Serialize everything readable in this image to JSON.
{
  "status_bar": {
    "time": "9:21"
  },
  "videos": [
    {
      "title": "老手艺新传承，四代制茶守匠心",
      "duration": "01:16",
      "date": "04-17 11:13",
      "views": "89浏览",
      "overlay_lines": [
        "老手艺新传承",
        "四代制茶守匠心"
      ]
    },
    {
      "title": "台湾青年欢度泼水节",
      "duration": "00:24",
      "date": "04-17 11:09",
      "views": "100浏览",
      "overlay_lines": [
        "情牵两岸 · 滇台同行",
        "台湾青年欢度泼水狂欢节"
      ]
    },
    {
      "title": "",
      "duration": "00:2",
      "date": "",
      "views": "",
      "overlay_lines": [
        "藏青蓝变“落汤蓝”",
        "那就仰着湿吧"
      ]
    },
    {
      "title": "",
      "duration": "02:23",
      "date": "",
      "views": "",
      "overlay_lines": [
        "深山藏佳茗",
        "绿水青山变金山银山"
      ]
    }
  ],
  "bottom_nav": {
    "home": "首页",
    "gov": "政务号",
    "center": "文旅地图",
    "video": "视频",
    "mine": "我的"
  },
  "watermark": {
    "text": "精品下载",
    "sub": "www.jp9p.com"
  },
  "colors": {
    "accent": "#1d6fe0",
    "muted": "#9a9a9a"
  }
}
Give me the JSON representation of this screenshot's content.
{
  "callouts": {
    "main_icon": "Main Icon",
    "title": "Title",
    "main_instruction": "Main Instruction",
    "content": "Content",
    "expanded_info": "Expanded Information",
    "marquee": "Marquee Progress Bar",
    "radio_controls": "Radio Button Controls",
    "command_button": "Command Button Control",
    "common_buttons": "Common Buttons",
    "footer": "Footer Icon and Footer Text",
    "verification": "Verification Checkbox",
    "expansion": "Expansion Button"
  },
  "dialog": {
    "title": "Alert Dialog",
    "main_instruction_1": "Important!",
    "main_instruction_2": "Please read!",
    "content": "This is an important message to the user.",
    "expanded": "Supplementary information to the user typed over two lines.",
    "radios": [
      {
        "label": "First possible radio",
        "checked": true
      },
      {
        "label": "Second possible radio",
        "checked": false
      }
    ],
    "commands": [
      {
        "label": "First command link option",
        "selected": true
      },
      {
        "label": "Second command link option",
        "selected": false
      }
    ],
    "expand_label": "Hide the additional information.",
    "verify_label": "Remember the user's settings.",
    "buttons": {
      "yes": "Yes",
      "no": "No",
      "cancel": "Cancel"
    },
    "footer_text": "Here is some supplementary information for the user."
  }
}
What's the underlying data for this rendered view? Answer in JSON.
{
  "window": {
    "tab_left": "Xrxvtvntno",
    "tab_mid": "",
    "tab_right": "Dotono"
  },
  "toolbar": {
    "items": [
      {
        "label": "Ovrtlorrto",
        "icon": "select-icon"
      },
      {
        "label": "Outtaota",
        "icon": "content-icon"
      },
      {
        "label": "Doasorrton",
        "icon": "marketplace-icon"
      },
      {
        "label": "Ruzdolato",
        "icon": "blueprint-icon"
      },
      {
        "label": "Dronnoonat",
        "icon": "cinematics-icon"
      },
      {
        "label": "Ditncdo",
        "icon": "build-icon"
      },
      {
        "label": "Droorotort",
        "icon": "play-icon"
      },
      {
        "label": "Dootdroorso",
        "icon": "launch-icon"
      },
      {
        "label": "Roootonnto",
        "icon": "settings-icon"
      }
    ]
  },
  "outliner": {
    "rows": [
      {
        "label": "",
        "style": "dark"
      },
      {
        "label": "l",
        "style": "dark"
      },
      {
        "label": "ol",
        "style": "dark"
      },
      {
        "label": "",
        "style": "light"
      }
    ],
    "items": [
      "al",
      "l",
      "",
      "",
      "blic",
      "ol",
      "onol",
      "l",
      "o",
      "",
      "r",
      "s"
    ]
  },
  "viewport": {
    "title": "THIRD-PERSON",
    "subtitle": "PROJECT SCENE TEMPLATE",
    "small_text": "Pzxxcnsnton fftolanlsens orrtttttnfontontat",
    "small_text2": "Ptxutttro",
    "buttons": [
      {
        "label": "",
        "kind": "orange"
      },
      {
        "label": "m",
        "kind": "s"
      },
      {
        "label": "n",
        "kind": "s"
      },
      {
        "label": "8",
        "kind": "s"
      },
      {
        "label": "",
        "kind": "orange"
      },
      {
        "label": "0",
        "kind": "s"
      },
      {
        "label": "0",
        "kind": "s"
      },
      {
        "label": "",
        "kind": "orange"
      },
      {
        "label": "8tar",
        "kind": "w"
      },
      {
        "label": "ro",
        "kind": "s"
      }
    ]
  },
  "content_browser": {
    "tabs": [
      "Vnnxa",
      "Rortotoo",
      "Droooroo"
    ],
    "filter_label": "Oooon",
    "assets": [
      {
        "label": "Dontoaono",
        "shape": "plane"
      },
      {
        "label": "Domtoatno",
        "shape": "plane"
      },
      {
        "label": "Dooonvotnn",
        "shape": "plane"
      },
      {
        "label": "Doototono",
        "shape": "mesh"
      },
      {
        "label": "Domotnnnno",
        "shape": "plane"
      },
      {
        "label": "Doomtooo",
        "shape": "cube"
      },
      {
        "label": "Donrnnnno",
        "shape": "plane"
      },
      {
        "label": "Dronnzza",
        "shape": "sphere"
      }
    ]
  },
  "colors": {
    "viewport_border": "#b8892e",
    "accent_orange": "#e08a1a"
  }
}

Written request: Write out all the data again, exactly as it appears.

Solved exercise:
Serialize everything readable in this image to JSON.
{
  "status_bar": {
    "time": "9:21"
  },
  "videos": [
    {
      "title": "老手艺新传承，四代制茶守匠心",
      "duration": "01:16",
      "date": "04-17 11:13",
      "views": "89浏览",
      "overlay_lines": [
        "老手艺新传承",
        "四代制茶守匠心"
      ]
    },
    {
      "title": "台湾青年欢度泼水节",
      "duration": "00:24",
      "date": "04-17 11:09",
      "views": "100浏览",
      "overlay_lines": [
        "情牵两岸 · 滇台同行",
        "台湾青年欢度泼水狂欢节"
      ]
    },
    {
      "title": "",
      "duration": "00:2",
      "date": "",
      "views": "",
      "overlay_lines": [
        "藏青蓝变“落汤蓝”",
        "那就仰着湿吧"
      ]
    },
    {
      "title": "",
      "duration": "02:23",
      "date": "",
      "views": "",
      "overlay_lines": [
        "深山藏佳茗",
        "绿水青山变金山银山"
      ]
    }
  ],
  "bottom_nav": {
    "home": "首页",
    "gov": "政务号",
    "center": "文旅地图",
    "video": "视频",
    "mine": "我的"
  },
  "watermark": {
    "text": "精品下载",
    "sub": "www.jp9p.com"
  },
  "colors": {
    "accent": "#1d6fe0",
    "muted": "#9a9a9a"
  }
}
Give me the JSON representation of this screenshot's content.
{
  "callouts": {
    "main_icon": "Main Icon",
    "title": "Title",
    "main_instruction": "Main Instruction",
    "content": "Content",
    "expanded_info": "Expanded Information",
    "marquee": "Marquee Progress Bar",
    "radio_controls": "Radio Button Controls",
    "command_button": "Command Button Control",
    "common_buttons": "Common Buttons",
    "footer": "Footer Icon and Footer Text",
    "verification": "Verification Checkbox",
    "expansion": "Expansion Button"
  },
  "dialog": {
    "title": "Alert Dialog",
    "main_instruction_1": "Important!",
    "main_instruction_2": "Please read!",
    "content": "This is an important message to the user.",
    "expanded": "Supplementary information to the user typed over two lines.",
    "radios": [
      {
        "label": "First possible radio",
        "checked": true
      },
      {
        "label": "Second possible radio",
        "checked": false
      }
    ],
    "commands": [
      {
        "label": "First command link option",
        "selected": true
      },
      {
        "label": "Second command link option",
        "selected": false
      }
    ],
    "expand_label": "Hide the additional information.",
    "verify_label": "Remember the user's settings.",
    "buttons": {
      "yes": "Yes",
      "no": "No",
      "cancel": "Cancel"
    },
    "footer_text": "Here is some supplementary information for the user."
  }
}
What's the underlying data for this rendered view? Answer in JSON.
{
  "window": {
    "tab_left": "Xrxvtvntno",
    "tab_mid": "",
    "tab_right": "Dotono"
  },
  "toolbar": {
    "items": [
      {
        "label": "Ovrtlorrto",
        "icon": "select-icon"
      },
      {
        "label": "Outtaota",
        "icon": "content-icon"
      },
      {
        "label": "Doasorrton",
        "icon": "marketplace-icon"
      },
      {
        "label": "Ruzdolato",
        "icon": "blueprint-icon"
      },
      {
        "label": "Dronnoonat",
        "icon": "cinematics-icon"
      },
      {
        "label": "Ditncdo",
        "icon": "build-icon"
      },
      {
        "label": "Droorotort",
        "icon": "play-icon"
      },
      {
        "label": "Dootdroorso",
        "icon": "launch-icon"
      },
      {
        "label": "Roootonnto",
        "icon": "settings-icon"
      }
    ]
  },
  "outliner": {
    "rows": [
      {
        "label": "",
        "style": "dark"
      },
      {
        "label": "l",
        "style": "dark"
      },
      {
        "label": "ol",
        "style": "dark"
      },
      {
        "label": "",
        "style": "light"
      }
    ],
    "items": [
      "al",
      "l",
      "",
      "",
      "blic",
      "ol",
      "onol",
      "l",
      "o",
      "",
      "r",
      "s"
    ]
  },
  "viewport": {
    "title": "THIRD-PERSON",
    "subtitle": "PROJECT SCENE TEMPLATE",
    "small_text": "Pzxxcnsnton fftolanlsens orrtttttnfontontat",
    "small_text2": "Ptxutttro",
    "buttons": [
      {
        "label": "",
        "kind": "orange"
      },
      {
        "label": "m",
        "kind": "s"
      },
      {
        "label": "n",
        "kind": "s"
      },
      {
        "label": "8",
        "kind": "s"
      },
      {
        "label": "",
        "kind": "orange"
      },
      {
        "label": "0",
        "kind": "s"
      },
      {
        "label": "0",
        "kind": "s"
      },
      {
        "label": "",
        "kind": "orange"
      },
      {
        "label": "8tar",
        "kind": "w"
      },
      {
        "label": "ro",
        "kind": "s"
      }
    ]
  },
  "content_browser": {
    "tabs": [
      "Vnnxa",
      "Rortotoo",
      "Droooroo"
    ],
    "filter_label": "Oooon",
    "assets": [
      {
        "label": "Dontoaono",
        "shape": "plane"
      },
      {
        "label": "Domtoatno",
        "shape": "plane"
      },
      {
        "label": "Dooonvotnn",
        "shape": "plane"
      },
      {
        "label": "Doototono",
        "shape": "mesh"
      },
      {
        "label": "Domotnnnno",
        "shape": "plane"
      },
      {
        "label": "Doomtooo",
        "shape": "cube"
      },
      {
        "label": "Donrnnnno",
        "shape": "plane"
      },
      {
        "label": "Dronnzza",
        "shape": "sphere"
      }
    ]
  },
  "colors": {
    "viewport_border": "#b8892e",
    "accent_orange": "#e08a1a"
  }
}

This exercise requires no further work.